» What to work on: Pull out every line below holding the word "الأولى".

» Entries provided:
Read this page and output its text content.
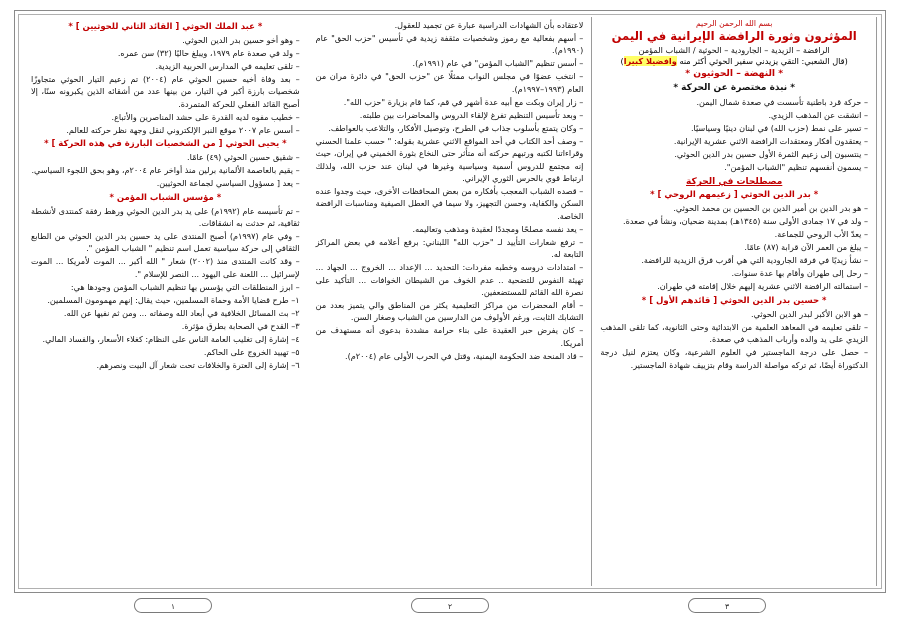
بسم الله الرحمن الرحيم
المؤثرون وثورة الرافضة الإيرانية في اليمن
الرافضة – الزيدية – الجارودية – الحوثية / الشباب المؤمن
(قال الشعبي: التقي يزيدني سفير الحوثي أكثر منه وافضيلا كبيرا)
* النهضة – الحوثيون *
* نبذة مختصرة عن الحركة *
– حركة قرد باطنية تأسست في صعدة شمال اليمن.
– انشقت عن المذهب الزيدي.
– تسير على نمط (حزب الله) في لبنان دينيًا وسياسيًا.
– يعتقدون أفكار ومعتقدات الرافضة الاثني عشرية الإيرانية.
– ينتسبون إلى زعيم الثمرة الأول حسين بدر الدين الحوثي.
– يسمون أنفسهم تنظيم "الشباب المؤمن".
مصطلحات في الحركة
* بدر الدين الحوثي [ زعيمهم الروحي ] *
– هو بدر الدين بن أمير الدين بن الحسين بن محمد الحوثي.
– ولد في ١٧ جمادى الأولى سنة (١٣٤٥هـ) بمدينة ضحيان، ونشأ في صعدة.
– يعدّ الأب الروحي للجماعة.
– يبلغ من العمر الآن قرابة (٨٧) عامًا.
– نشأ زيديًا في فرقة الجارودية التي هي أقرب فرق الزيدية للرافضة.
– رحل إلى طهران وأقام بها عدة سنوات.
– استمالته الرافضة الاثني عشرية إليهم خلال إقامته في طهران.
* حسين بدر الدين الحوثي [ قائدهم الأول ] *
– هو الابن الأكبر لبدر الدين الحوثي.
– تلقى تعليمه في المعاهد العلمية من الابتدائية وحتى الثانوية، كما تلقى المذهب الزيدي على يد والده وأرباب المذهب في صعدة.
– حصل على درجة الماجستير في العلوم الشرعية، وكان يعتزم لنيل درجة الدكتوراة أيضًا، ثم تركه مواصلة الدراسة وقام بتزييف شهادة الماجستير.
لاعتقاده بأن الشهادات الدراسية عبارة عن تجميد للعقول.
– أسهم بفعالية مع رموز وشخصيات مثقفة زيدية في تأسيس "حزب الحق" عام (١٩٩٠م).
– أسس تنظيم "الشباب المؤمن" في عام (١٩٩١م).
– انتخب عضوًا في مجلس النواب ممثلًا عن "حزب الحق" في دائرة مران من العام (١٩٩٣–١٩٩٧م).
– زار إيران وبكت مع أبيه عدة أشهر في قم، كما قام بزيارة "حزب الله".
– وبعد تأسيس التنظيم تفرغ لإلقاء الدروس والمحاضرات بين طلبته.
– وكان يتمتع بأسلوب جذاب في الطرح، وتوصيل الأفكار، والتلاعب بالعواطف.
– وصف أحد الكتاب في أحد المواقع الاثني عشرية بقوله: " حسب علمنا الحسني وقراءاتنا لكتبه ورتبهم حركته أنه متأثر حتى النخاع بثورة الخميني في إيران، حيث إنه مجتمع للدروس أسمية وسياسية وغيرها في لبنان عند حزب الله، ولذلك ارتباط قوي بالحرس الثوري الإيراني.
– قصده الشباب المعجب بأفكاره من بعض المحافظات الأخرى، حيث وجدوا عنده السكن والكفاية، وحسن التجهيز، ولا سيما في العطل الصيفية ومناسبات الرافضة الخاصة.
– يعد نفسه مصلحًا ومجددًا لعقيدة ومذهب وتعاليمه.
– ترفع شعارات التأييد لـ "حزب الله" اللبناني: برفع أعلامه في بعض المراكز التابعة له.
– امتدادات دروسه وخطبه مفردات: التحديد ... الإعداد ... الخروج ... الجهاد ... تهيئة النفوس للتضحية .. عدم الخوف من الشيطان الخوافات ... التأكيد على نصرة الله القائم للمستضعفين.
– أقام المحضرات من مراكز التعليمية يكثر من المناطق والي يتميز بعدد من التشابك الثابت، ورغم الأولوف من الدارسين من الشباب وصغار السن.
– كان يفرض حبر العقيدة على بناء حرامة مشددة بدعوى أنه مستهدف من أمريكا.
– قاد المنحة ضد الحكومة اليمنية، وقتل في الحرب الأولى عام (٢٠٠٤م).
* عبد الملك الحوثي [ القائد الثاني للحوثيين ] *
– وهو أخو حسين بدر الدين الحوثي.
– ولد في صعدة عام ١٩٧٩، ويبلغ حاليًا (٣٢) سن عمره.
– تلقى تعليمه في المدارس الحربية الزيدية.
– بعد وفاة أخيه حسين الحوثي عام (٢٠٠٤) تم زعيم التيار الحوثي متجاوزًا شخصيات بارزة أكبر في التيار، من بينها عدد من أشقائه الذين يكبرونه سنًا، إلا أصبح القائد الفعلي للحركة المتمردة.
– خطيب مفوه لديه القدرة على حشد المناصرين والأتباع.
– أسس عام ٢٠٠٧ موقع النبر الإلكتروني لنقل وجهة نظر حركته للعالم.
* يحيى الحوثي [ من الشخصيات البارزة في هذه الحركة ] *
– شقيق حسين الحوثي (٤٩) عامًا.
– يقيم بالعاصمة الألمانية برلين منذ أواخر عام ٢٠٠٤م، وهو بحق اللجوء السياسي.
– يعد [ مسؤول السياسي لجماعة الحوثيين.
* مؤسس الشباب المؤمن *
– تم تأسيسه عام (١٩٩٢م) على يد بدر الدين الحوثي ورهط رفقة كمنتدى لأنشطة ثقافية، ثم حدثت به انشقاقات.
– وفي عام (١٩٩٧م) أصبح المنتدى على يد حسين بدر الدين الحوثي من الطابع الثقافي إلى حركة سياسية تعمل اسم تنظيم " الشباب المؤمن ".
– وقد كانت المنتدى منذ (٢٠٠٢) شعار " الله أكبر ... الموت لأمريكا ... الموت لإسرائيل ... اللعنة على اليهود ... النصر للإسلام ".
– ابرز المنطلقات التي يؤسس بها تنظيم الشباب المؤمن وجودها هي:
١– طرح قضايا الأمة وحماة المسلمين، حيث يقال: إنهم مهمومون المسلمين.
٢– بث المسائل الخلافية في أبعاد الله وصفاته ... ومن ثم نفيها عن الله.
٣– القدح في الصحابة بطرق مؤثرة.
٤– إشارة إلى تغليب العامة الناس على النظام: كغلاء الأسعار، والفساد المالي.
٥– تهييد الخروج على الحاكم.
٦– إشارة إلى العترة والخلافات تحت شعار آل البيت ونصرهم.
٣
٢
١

--

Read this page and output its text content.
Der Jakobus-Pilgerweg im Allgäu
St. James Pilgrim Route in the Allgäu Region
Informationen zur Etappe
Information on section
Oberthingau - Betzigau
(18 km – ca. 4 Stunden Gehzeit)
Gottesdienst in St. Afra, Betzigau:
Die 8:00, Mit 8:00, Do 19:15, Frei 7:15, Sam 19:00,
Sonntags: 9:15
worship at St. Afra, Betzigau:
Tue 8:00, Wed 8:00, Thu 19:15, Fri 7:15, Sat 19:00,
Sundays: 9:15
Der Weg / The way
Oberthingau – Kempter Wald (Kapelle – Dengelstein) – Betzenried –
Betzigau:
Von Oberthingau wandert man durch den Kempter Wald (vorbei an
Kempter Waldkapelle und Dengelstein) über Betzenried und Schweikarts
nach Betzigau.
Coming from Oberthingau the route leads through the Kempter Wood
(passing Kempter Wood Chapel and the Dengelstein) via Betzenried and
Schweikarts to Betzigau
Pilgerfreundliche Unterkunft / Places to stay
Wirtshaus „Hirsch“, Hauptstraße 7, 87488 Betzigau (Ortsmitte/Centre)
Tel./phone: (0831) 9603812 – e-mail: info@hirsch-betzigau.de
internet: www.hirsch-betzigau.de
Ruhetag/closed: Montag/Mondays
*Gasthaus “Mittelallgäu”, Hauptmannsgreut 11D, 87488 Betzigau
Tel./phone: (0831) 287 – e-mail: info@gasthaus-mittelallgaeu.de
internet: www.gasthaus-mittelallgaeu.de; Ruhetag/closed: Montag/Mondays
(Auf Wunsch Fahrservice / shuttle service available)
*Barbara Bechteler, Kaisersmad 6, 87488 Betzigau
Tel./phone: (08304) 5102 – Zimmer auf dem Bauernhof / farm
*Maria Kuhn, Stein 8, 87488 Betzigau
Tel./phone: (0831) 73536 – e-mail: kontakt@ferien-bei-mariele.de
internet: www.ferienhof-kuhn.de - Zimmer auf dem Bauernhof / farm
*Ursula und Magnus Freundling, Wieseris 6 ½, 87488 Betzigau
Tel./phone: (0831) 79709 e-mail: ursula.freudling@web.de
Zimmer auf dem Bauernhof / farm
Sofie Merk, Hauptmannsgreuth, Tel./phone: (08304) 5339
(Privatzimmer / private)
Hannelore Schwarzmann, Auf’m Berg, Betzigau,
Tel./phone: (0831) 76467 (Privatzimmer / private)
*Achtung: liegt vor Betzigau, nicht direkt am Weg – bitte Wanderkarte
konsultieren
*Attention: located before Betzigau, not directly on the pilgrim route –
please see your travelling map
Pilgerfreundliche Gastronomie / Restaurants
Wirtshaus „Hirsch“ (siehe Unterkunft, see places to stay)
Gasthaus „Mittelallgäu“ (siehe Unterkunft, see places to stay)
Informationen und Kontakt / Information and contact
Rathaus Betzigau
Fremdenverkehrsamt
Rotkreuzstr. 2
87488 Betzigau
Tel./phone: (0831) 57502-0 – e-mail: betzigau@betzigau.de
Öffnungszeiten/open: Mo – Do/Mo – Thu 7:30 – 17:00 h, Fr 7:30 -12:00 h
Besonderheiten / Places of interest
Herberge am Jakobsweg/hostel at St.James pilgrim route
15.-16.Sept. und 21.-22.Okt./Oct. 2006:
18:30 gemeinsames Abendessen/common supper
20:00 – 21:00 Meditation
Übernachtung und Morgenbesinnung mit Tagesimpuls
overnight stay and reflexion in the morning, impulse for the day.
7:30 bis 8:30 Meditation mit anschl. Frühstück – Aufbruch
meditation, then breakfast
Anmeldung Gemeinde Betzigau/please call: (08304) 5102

» Exercise result:
– ولد في ١٧ جمادى الأولى سنة (١٣٤٥هـ) بمدينة ضحيان، ونشأ في صعدة.
– قاد المنحة ضد الحكومة اليمنية، وقتل في الحرب الأولى عام (٢٠٠٤م).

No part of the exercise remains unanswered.